Show every line containing "icon" by copying it.

___ Rows

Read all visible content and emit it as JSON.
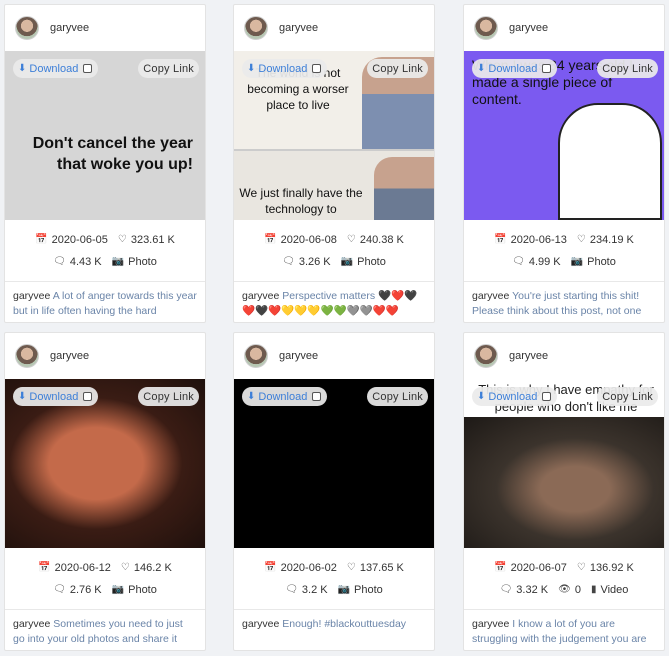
{
  "labels": {
    "download": "Download",
    "copy_link": "Copy Link"
  },
  "posts": [
    {
      "username": "garyvee",
      "date": "2020-06-05",
      "likes": "323.61 K",
      "comments": "4.43 K",
      "type": "Photo",
      "caption": "A lot of anger towards this year but in life often having the hard",
      "media_text": "Don't cancel the year that woke you up!",
      "media_bg": "#d6d6d6"
    },
    {
      "username": "garyvee",
      "date": "2020-06-08",
      "likes": "240.38 K",
      "comments": "3.26 K",
      "type": "Photo",
      "caption": "Perspective matters 🖤❤️🖤❤️🖤❤️💛💛💛💚💚🩶🩶❤️❤️",
      "media_text_top": "The world is not becoming a worser place to live",
      "media_text_bottom": "We just finally have the technology to",
      "media_bg": "#e9e6e0"
    },
    {
      "username": "garyvee",
      "date": "2020-06-13",
      "likes": "234.19 K",
      "comments": "4.99 K",
      "type": "Photo",
      "caption": "You're just starting this shit! Please think about this post, not one",
      "media_text": "When I was 34 years old I made a single piece of content.",
      "media_bg": "#7b5af0"
    },
    {
      "username": "garyvee",
      "date": "2020-06-12",
      "likes": "146.2 K",
      "comments": "2.76 K",
      "type": "Photo",
      "caption": "Sometimes you need to just go into your old photos and share it",
      "media_bg": "#5a2a1a"
    },
    {
      "username": "garyvee",
      "date": "2020-06-02",
      "likes": "137.65 K",
      "comments": "3.2 K",
      "type": "Photo",
      "caption": "Enough! #blackouttuesday",
      "media_bg": "#000000"
    },
    {
      "username": "garyvee",
      "date": "2020-06-07",
      "likes": "136.92 K",
      "comments": "3.32 K",
      "views": "0",
      "type": "Video",
      "caption": "I know a lot of you are struggling with the judgement you are",
      "media_text": "This is why I have empathy for people who don't like me",
      "media_bg": "#2b2520"
    }
  ]
}
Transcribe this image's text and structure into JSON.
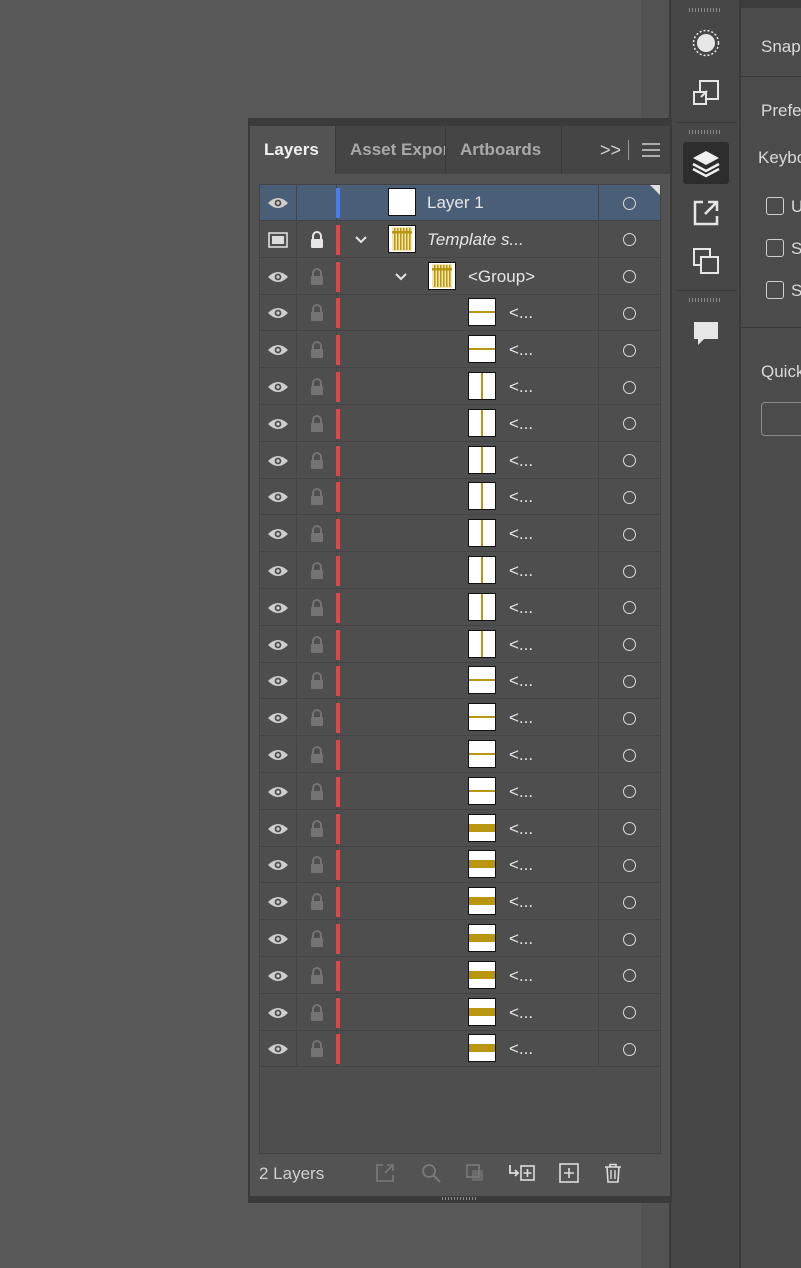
{
  "panel": {
    "tabs": [
      {
        "label": "Layers",
        "active": true
      },
      {
        "label": "Asset Export",
        "active": false
      },
      {
        "label": "Artboards",
        "active": false
      }
    ],
    "overflow_label": ">>",
    "footer_count": "2 Layers"
  },
  "layers": [
    {
      "label": "Layer 1",
      "italic": false,
      "indent": 0,
      "selected": true,
      "color": "#4a7cf0",
      "lock": "none",
      "vis": "eye",
      "expand": "none",
      "thumb": "blank"
    },
    {
      "label": "Template s...",
      "italic": true,
      "indent": 0,
      "selected": false,
      "color": "#e04848",
      "lock": "locked",
      "vis": "template",
      "expand": "open",
      "thumb": "template"
    },
    {
      "label": "<Group>",
      "italic": false,
      "indent": 1,
      "selected": false,
      "color": "#e04848",
      "lock": "dim",
      "vis": "eye",
      "expand": "open",
      "thumb": "template"
    },
    {
      "label": "<...",
      "italic": false,
      "indent": 2,
      "selected": false,
      "color": "#e04848",
      "lock": "dim",
      "vis": "eye",
      "expand": "none",
      "thumb": "hline"
    },
    {
      "label": "<...",
      "italic": false,
      "indent": 2,
      "selected": false,
      "color": "#e04848",
      "lock": "dim",
      "vis": "eye",
      "expand": "none",
      "thumb": "hline"
    },
    {
      "label": "<...",
      "italic": false,
      "indent": 2,
      "selected": false,
      "color": "#e04848",
      "lock": "dim",
      "vis": "eye",
      "expand": "none",
      "thumb": "vline"
    },
    {
      "label": "<...",
      "italic": false,
      "indent": 2,
      "selected": false,
      "color": "#e04848",
      "lock": "dim",
      "vis": "eye",
      "expand": "none",
      "thumb": "vline"
    },
    {
      "label": "<...",
      "italic": false,
      "indent": 2,
      "selected": false,
      "color": "#e04848",
      "lock": "dim",
      "vis": "eye",
      "expand": "none",
      "thumb": "vline"
    },
    {
      "label": "<...",
      "italic": false,
      "indent": 2,
      "selected": false,
      "color": "#e04848",
      "lock": "dim",
      "vis": "eye",
      "expand": "none",
      "thumb": "vline"
    },
    {
      "label": "<...",
      "italic": false,
      "indent": 2,
      "selected": false,
      "color": "#e04848",
      "lock": "dim",
      "vis": "eye",
      "expand": "none",
      "thumb": "vline"
    },
    {
      "label": "<...",
      "italic": false,
      "indent": 2,
      "selected": false,
      "color": "#e04848",
      "lock": "dim",
      "vis": "eye",
      "expand": "none",
      "thumb": "vline"
    },
    {
      "label": "<...",
      "italic": false,
      "indent": 2,
      "selected": false,
      "color": "#e04848",
      "lock": "dim",
      "vis": "eye",
      "expand": "none",
      "thumb": "vline"
    },
    {
      "label": "<...",
      "italic": false,
      "indent": 2,
      "selected": false,
      "color": "#e04848",
      "lock": "dim",
      "vis": "eye",
      "expand": "none",
      "thumb": "vline"
    },
    {
      "label": "<...",
      "italic": false,
      "indent": 2,
      "selected": false,
      "color": "#e04848",
      "lock": "dim",
      "vis": "eye",
      "expand": "none",
      "thumb": "hline"
    },
    {
      "label": "<...",
      "italic": false,
      "indent": 2,
      "selected": false,
      "color": "#e04848",
      "lock": "dim",
      "vis": "eye",
      "expand": "none",
      "thumb": "hline"
    },
    {
      "label": "<...",
      "italic": false,
      "indent": 2,
      "selected": false,
      "color": "#e04848",
      "lock": "dim",
      "vis": "eye",
      "expand": "none",
      "thumb": "hline"
    },
    {
      "label": "<...",
      "italic": false,
      "indent": 2,
      "selected": false,
      "color": "#e04848",
      "lock": "dim",
      "vis": "eye",
      "expand": "none",
      "thumb": "hline"
    },
    {
      "label": "<...",
      "italic": false,
      "indent": 2,
      "selected": false,
      "color": "#e04848",
      "lock": "dim",
      "vis": "eye",
      "expand": "none",
      "thumb": "hbar"
    },
    {
      "label": "<...",
      "italic": false,
      "indent": 2,
      "selected": false,
      "color": "#e04848",
      "lock": "dim",
      "vis": "eye",
      "expand": "none",
      "thumb": "hbar"
    },
    {
      "label": "<...",
      "italic": false,
      "indent": 2,
      "selected": false,
      "color": "#e04848",
      "lock": "dim",
      "vis": "eye",
      "expand": "none",
      "thumb": "hbar"
    },
    {
      "label": "<...",
      "italic": false,
      "indent": 2,
      "selected": false,
      "color": "#e04848",
      "lock": "dim",
      "vis": "eye",
      "expand": "none",
      "thumb": "hbar"
    },
    {
      "label": "<...",
      "italic": false,
      "indent": 2,
      "selected": false,
      "color": "#e04848",
      "lock": "dim",
      "vis": "eye",
      "expand": "none",
      "thumb": "hbar"
    },
    {
      "label": "<...",
      "italic": false,
      "indent": 2,
      "selected": false,
      "color": "#e04848",
      "lock": "dim",
      "vis": "eye",
      "expand": "none",
      "thumb": "hbar"
    },
    {
      "label": "<...",
      "italic": false,
      "indent": 2,
      "selected": false,
      "color": "#e04848",
      "lock": "dim",
      "vis": "eye",
      "expand": "none",
      "thumb": "hbar"
    }
  ],
  "toolstrip": [
    {
      "icon": "appearance-icon",
      "active": false
    },
    {
      "icon": "transform-icon",
      "active": false
    },
    {
      "icon": "layers-icon",
      "active": true
    },
    {
      "icon": "export-icon",
      "active": false
    },
    {
      "icon": "artboards-icon",
      "active": false
    },
    {
      "icon": "comments-icon",
      "active": false
    }
  ],
  "properties": {
    "snap_label": "Snap",
    "prefs_label": "Prefe",
    "keyboard_label": "Keybo",
    "checkboxes": [
      "U",
      "S",
      "S"
    ],
    "quick_label": "Quick"
  },
  "colors": {
    "accent_blue": "#4a7cf0",
    "layer_red": "#e04848",
    "thumb_gold": "#b8960f",
    "selection": "#4a5e78"
  }
}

______

Written answer
      "icon": "appearance-icon",
      "icon": "transform-icon",
      "icon": "layers-icon",
      "icon": "export-icon",
      "icon": "artboards-icon",
      "icon": "comments-icon",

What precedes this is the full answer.